### Set exercise
Among the lines below, count those with "Netzschalters". Give only the number.

### Given data
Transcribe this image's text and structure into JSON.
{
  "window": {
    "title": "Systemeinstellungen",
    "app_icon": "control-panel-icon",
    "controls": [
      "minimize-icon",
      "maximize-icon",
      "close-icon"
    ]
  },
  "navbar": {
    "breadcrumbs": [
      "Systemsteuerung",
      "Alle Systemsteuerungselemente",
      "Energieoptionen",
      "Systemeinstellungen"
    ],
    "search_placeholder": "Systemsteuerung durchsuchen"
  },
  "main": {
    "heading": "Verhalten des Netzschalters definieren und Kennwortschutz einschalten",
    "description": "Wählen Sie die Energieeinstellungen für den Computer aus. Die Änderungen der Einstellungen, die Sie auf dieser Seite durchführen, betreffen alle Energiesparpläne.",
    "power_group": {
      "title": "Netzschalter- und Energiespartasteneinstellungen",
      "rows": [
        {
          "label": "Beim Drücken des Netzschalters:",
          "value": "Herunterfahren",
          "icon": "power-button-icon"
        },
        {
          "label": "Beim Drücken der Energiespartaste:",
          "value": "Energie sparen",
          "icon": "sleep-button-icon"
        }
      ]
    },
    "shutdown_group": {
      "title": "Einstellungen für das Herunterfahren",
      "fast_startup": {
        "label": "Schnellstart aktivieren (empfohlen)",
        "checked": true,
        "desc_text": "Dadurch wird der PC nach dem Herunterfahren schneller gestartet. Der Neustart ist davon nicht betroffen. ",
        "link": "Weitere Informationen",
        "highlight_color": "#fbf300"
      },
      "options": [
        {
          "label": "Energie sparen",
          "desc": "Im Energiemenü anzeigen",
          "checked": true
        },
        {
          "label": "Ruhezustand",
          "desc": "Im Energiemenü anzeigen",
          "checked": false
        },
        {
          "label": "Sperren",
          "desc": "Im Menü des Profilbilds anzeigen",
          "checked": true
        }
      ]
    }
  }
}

### Worked answer
2